• **Written request**
Find the lines of data that contain the string "value", then list them.

# start of Record list

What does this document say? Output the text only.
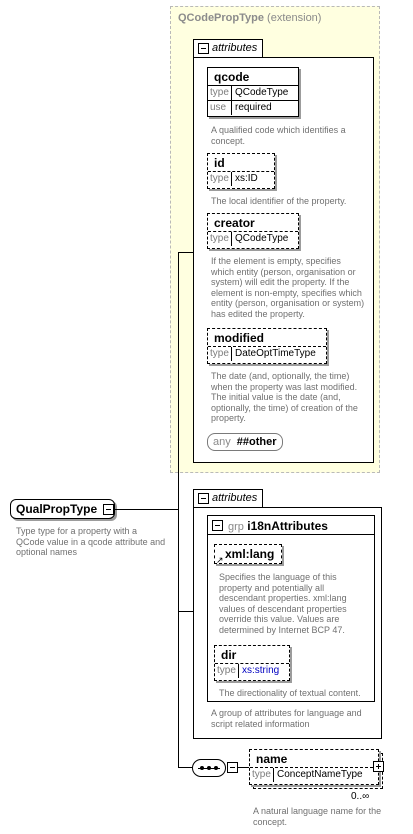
QCodePropType (extension)
attributes
qcode
type QCodeType
use required
A qualified code which identifies a concept.
id
type xs:ID
The local identifier of the property.
creator
type QCodeType
If the element is empty, specifies which entity (person, organisation or system) will edit the property. If the element is non-empty, specifies which entity (person, organisation or system) has edited the property.
modified
type DateOptTimeType
The date (and, optionally, the time) when the property was last modified. The initial value is the date (and, optionally, the time) of creation of the property.
any ##other
attributes
grp i18nAttributes
xml:lang
↗
Specifies the language of this property and potentially all descendant properties. xml:lang values of descendant properties override this value. Values are determined by Internet BCP 47.
dir
type xs:string
The directionality of textual content.
A group of attributes for language and script related information
QualPropType
Type type for a property with a QCode value in a qcode attribute and optional names
name
type ConceptNameType
0..∞
A natural language name for the concept.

# end of Record list

• **Solution below**
The date (and, optionally, the time) when the property was last modified. The initial value is the date (and, optionally, the time) of creation of the property.
Specifies the language of this property and potentially all descendant properties. xml:lang values of descendant properties override this value. Values are determined by Internet BCP 47.
Type type for a property with a QCode value in a qcode attribute and optional names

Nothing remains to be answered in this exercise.